# Given task
Every record below should be transcribed exactly. Omit the images.

# Supplied material
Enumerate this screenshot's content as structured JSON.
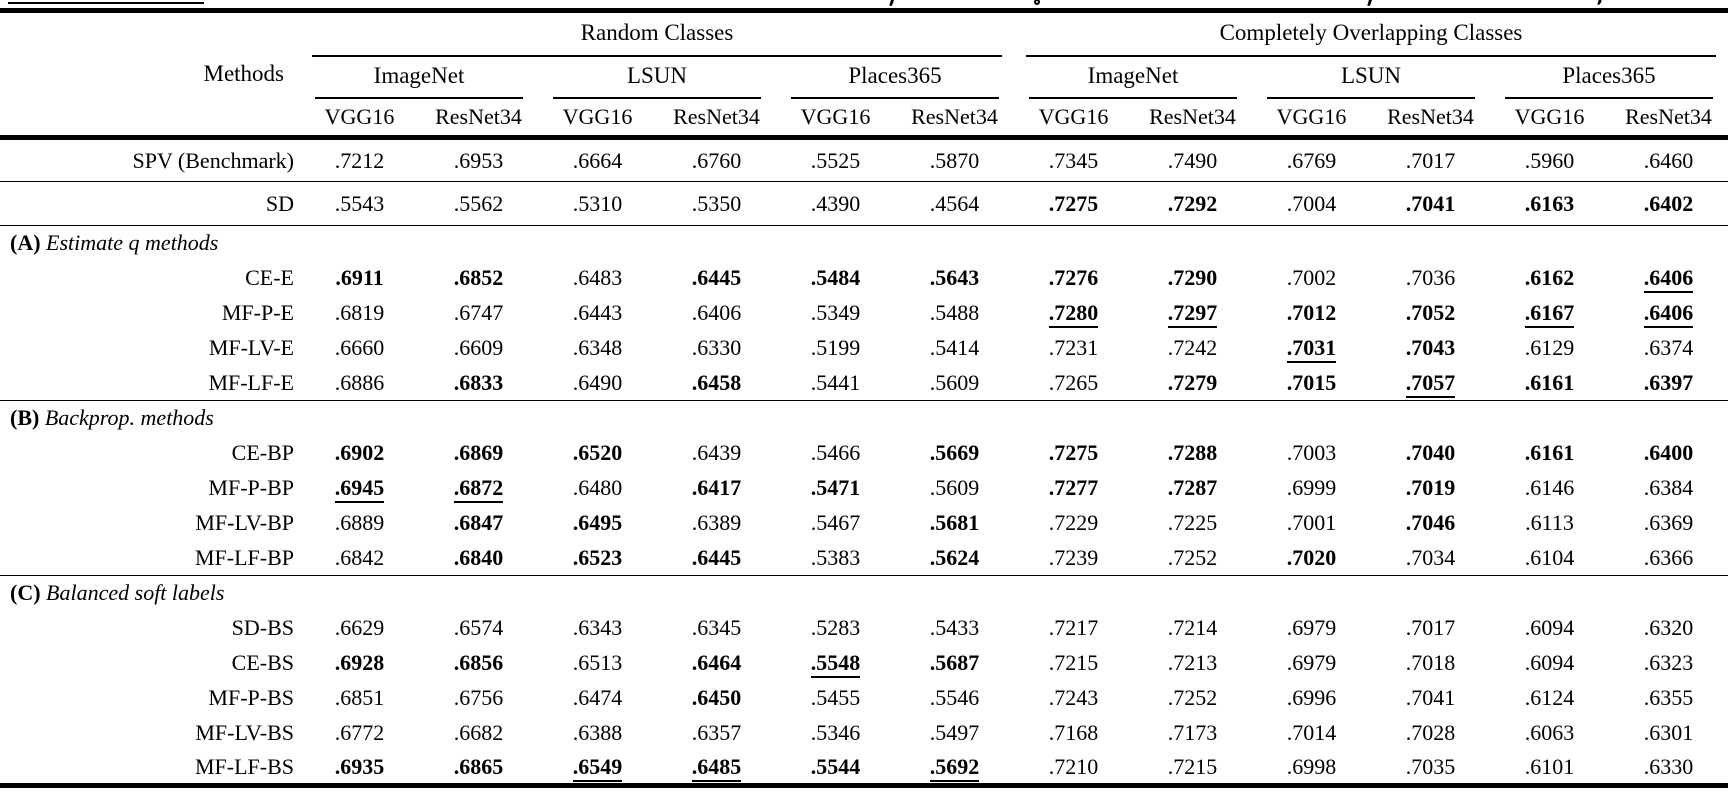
{
  "cropped_caption": {
    "note_visible_fragments": "y g y ,",
    "has_underlined_segment": true
  },
  "table": {
    "methods_header": "Methods",
    "arch_pair": [
      "VGG16",
      "ResNet34"
    ],
    "col_groups": [
      {
        "label": "Random Classes",
        "datasets": [
          "ImageNet",
          "LSUN",
          "Places365"
        ]
      },
      {
        "label": "Completely Overlapping Classes",
        "datasets": [
          "ImageNet",
          "LSUN",
          "Places365"
        ]
      }
    ],
    "rows": [
      {
        "type": "data",
        "method": "SPV (Benchmark)",
        "tall": true,
        "rule_after": true,
        "cells": [
          ".7212",
          ".6953",
          ".6664",
          ".6760",
          ".5525",
          ".5870",
          ".7345",
          ".7490",
          ".6769",
          ".7017",
          ".5960",
          ".6460"
        ],
        "styles": ",,,,,,,,,,,"
      },
      {
        "type": "data",
        "method": "SD",
        "tall": true,
        "rule_after": true,
        "cells": [
          ".5543",
          ".5562",
          ".5310",
          ".5350",
          ".4390",
          ".4564",
          ".7275",
          ".7292",
          ".7004",
          ".7041",
          ".6163",
          ".6402"
        ],
        "styles": ",,,,,,b,b,,b,b,b"
      },
      {
        "type": "section",
        "tag": "(A)",
        "label": "Estimate q methods"
      },
      {
        "type": "data",
        "method": "CE-E",
        "cells": [
          ".6911",
          ".6852",
          ".6483",
          ".6445",
          ".5484",
          ".5643",
          ".7276",
          ".7290",
          ".7002",
          ".7036",
          ".6162",
          ".6406"
        ],
        "styles": "b,b,,b,b,b,b,b,,,b,bu"
      },
      {
        "type": "data",
        "method": "MF-P-E",
        "cells": [
          ".6819",
          ".6747",
          ".6443",
          ".6406",
          ".5349",
          ".5488",
          ".7280",
          ".7297",
          ".7012",
          ".7052",
          ".6167",
          ".6406"
        ],
        "styles": ",,,,,,bu,bu,b,b,bu,bu"
      },
      {
        "type": "data",
        "method": "MF-LV-E",
        "cells": [
          ".6660",
          ".6609",
          ".6348",
          ".6330",
          ".5199",
          ".5414",
          ".7231",
          ".7242",
          ".7031",
          ".7043",
          ".6129",
          ".6374"
        ],
        "styles": ",,,,,,,,bu,b,,"
      },
      {
        "type": "data",
        "method": "MF-LF-E",
        "rule_after": true,
        "cells": [
          ".6886",
          ".6833",
          ".6490",
          ".6458",
          ".5441",
          ".5609",
          ".7265",
          ".7279",
          ".7015",
          ".7057",
          ".6161",
          ".6397"
        ],
        "styles": ",b,,b,,,,b,b,bu,b,b"
      },
      {
        "type": "section",
        "tag": "(B)",
        "label": "Backprop. methods"
      },
      {
        "type": "data",
        "method": "CE-BP",
        "cells": [
          ".6902",
          ".6869",
          ".6520",
          ".6439",
          ".5466",
          ".5669",
          ".7275",
          ".7288",
          ".7003",
          ".7040",
          ".6161",
          ".6400"
        ],
        "styles": "b,b,b,,,b,b,b,,b,b,b"
      },
      {
        "type": "data",
        "method": "MF-P-BP",
        "cells": [
          ".6945",
          ".6872",
          ".6480",
          ".6417",
          ".5471",
          ".5609",
          ".7277",
          ".7287",
          ".6999",
          ".7019",
          ".6146",
          ".6384"
        ],
        "styles": "bu,bu,,b,b,,b,b,,b,,"
      },
      {
        "type": "data",
        "method": "MF-LV-BP",
        "cells": [
          ".6889",
          ".6847",
          ".6495",
          ".6389",
          ".5467",
          ".5681",
          ".7229",
          ".7225",
          ".7001",
          ".7046",
          ".6113",
          ".6369"
        ],
        "styles": ",b,b,,,b,,,,b,,"
      },
      {
        "type": "data",
        "method": "MF-LF-BP",
        "rule_after": true,
        "cells": [
          ".6842",
          ".6840",
          ".6523",
          ".6445",
          ".5383",
          ".5624",
          ".7239",
          ".7252",
          ".7020",
          ".7034",
          ".6104",
          ".6366"
        ],
        "styles": ",b,b,b,,b,,,b,,,"
      },
      {
        "type": "section",
        "tag": "(C)",
        "label": "Balanced soft labels"
      },
      {
        "type": "data",
        "method": "SD-BS",
        "cells": [
          ".6629",
          ".6574",
          ".6343",
          ".6345",
          ".5283",
          ".5433",
          ".7217",
          ".7214",
          ".6979",
          ".7017",
          ".6094",
          ".6320"
        ],
        "styles": ",,,,,,,,,,,"
      },
      {
        "type": "data",
        "method": "CE-BS",
        "cells": [
          ".6928",
          ".6856",
          ".6513",
          ".6464",
          ".5548",
          ".5687",
          ".7215",
          ".7213",
          ".6979",
          ".7018",
          ".6094",
          ".6323"
        ],
        "styles": "b,b,,b,bu,b,,,,,,"
      },
      {
        "type": "data",
        "method": "MF-P-BS",
        "cells": [
          ".6851",
          ".6756",
          ".6474",
          ".6450",
          ".5455",
          ".5546",
          ".7243",
          ".7252",
          ".6996",
          ".7041",
          ".6124",
          ".6355"
        ],
        "styles": ",,,b,,,,,,,,"
      },
      {
        "type": "data",
        "method": "MF-LV-BS",
        "cells": [
          ".6772",
          ".6682",
          ".6388",
          ".6357",
          ".5346",
          ".5497",
          ".7168",
          ".7173",
          ".7014",
          ".7028",
          ".6063",
          ".6301"
        ],
        "styles": ",,,,,,,,,,,"
      },
      {
        "type": "data",
        "method": "MF-LF-BS",
        "cells": [
          ".6935",
          ".6865",
          ".6549",
          ".6485",
          ".5544",
          ".5692",
          ".7210",
          ".7215",
          ".6998",
          ".7035",
          ".6101",
          ".6330"
        ],
        "styles": "b,b,bu,bu,b,bu,,,,,,"
      }
    ]
  }
}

# Full output
Enumerate this screenshot's content as structured JSON.
{
  "cropped_caption": {
    "note_visible_fragments": "y g y ,",
    "has_underlined_segment": true
  },
  "table": {
    "methods_header": "Methods",
    "arch_pair": [
      "VGG16",
      "ResNet34"
    ],
    "col_groups": [
      {
        "label": "Random Classes",
        "datasets": [
          "ImageNet",
          "LSUN",
          "Places365"
        ]
      },
      {
        "label": "Completely Overlapping Classes",
        "datasets": [
          "ImageNet",
          "LSUN",
          "Places365"
        ]
      }
    ],
    "rows": [
      {
        "type": "data",
        "method": "SPV (Benchmark)",
        "tall": true,
        "rule_after": true,
        "cells": [
          ".7212",
          ".6953",
          ".6664",
          ".6760",
          ".5525",
          ".5870",
          ".7345",
          ".7490",
          ".6769",
          ".7017",
          ".5960",
          ".6460"
        ],
        "styles": ",,,,,,,,,,,"
      },
      {
        "type": "data",
        "method": "SD",
        "tall": true,
        "rule_after": true,
        "cells": [
          ".5543",
          ".5562",
          ".5310",
          ".5350",
          ".4390",
          ".4564",
          ".7275",
          ".7292",
          ".7004",
          ".7041",
          ".6163",
          ".6402"
        ],
        "styles": ",,,,,,b,b,,b,b,b"
      },
      {
        "type": "section",
        "tag": "(A)",
        "label": "Estimate q methods"
      },
      {
        "type": "data",
        "method": "CE-E",
        "cells": [
          ".6911",
          ".6852",
          ".6483",
          ".6445",
          ".5484",
          ".5643",
          ".7276",
          ".7290",
          ".7002",
          ".7036",
          ".6162",
          ".6406"
        ],
        "styles": "b,b,,b,b,b,b,b,,,b,bu"
      },
      {
        "type": "data",
        "method": "MF-P-E",
        "cells": [
          ".6819",
          ".6747",
          ".6443",
          ".6406",
          ".5349",
          ".5488",
          ".7280",
          ".7297",
          ".7012",
          ".7052",
          ".6167",
          ".6406"
        ],
        "styles": ",,,,,,bu,bu,b,b,bu,bu"
      },
      {
        "type": "data",
        "method": "MF-LV-E",
        "cells": [
          ".6660",
          ".6609",
          ".6348",
          ".6330",
          ".5199",
          ".5414",
          ".7231",
          ".7242",
          ".7031",
          ".7043",
          ".6129",
          ".6374"
        ],
        "styles": ",,,,,,,,bu,b,,"
      },
      {
        "type": "data",
        "method": "MF-LF-E",
        "rule_after": true,
        "cells": [
          ".6886",
          ".6833",
          ".6490",
          ".6458",
          ".5441",
          ".5609",
          ".7265",
          ".7279",
          ".7015",
          ".7057",
          ".6161",
          ".6397"
        ],
        "styles": ",b,,b,,,,b,b,bu,b,b"
      },
      {
        "type": "section",
        "tag": "(B)",
        "label": "Backprop. methods"
      },
      {
        "type": "data",
        "method": "CE-BP",
        "cells": [
          ".6902",
          ".6869",
          ".6520",
          ".6439",
          ".5466",
          ".5669",
          ".7275",
          ".7288",
          ".7003",
          ".7040",
          ".6161",
          ".6400"
        ],
        "styles": "b,b,b,,,b,b,b,,b,b,b"
      },
      {
        "type": "data",
        "method": "MF-P-BP",
        "cells": [
          ".6945",
          ".6872",
          ".6480",
          ".6417",
          ".5471",
          ".5609",
          ".7277",
          ".7287",
          ".6999",
          ".7019",
          ".6146",
          ".6384"
        ],
        "styles": "bu,bu,,b,b,,b,b,,b,,"
      },
      {
        "type": "data",
        "method": "MF-LV-BP",
        "cells": [
          ".6889",
          ".6847",
          ".6495",
          ".6389",
          ".5467",
          ".5681",
          ".7229",
          ".7225",
          ".7001",
          ".7046",
          ".6113",
          ".6369"
        ],
        "styles": ",b,b,,,b,,,,b,,"
      },
      {
        "type": "data",
        "method": "MF-LF-BP",
        "rule_after": true,
        "cells": [
          ".6842",
          ".6840",
          ".6523",
          ".6445",
          ".5383",
          ".5624",
          ".7239",
          ".7252",
          ".7020",
          ".7034",
          ".6104",
          ".6366"
        ],
        "styles": ",b,b,b,,b,,,b,,,"
      },
      {
        "type": "section",
        "tag": "(C)",
        "label": "Balanced soft labels"
      },
      {
        "type": "data",
        "method": "SD-BS",
        "cells": [
          ".6629",
          ".6574",
          ".6343",
          ".6345",
          ".5283",
          ".5433",
          ".7217",
          ".7214",
          ".6979",
          ".7017",
          ".6094",
          ".6320"
        ],
        "styles": ",,,,,,,,,,,"
      },
      {
        "type": "data",
        "method": "CE-BS",
        "cells": [
          ".6928",
          ".6856",
          ".6513",
          ".6464",
          ".5548",
          ".5687",
          ".7215",
          ".7213",
          ".6979",
          ".7018",
          ".6094",
          ".6323"
        ],
        "styles": "b,b,,b,bu,b,,,,,,"
      },
      {
        "type": "data",
        "method": "MF-P-BS",
        "cells": [
          ".6851",
          ".6756",
          ".6474",
          ".6450",
          ".5455",
          ".5546",
          ".7243",
          ".7252",
          ".6996",
          ".7041",
          ".6124",
          ".6355"
        ],
        "styles": ",,,b,,,,,,,,"
      },
      {
        "type": "data",
        "method": "MF-LV-BS",
        "cells": [
          ".6772",
          ".6682",
          ".6388",
          ".6357",
          ".5346",
          ".5497",
          ".7168",
          ".7173",
          ".7014",
          ".7028",
          ".6063",
          ".6301"
        ],
        "styles": ",,,,,,,,,,,"
      },
      {
        "type": "data",
        "method": "MF-LF-BS",
        "cells": [
          ".6935",
          ".6865",
          ".6549",
          ".6485",
          ".5544",
          ".5692",
          ".7210",
          ".7215",
          ".6998",
          ".7035",
          ".6101",
          ".6330"
        ],
        "styles": "b,b,bu,bu,b,bu,,,,,,"
      }
    ]
  }
}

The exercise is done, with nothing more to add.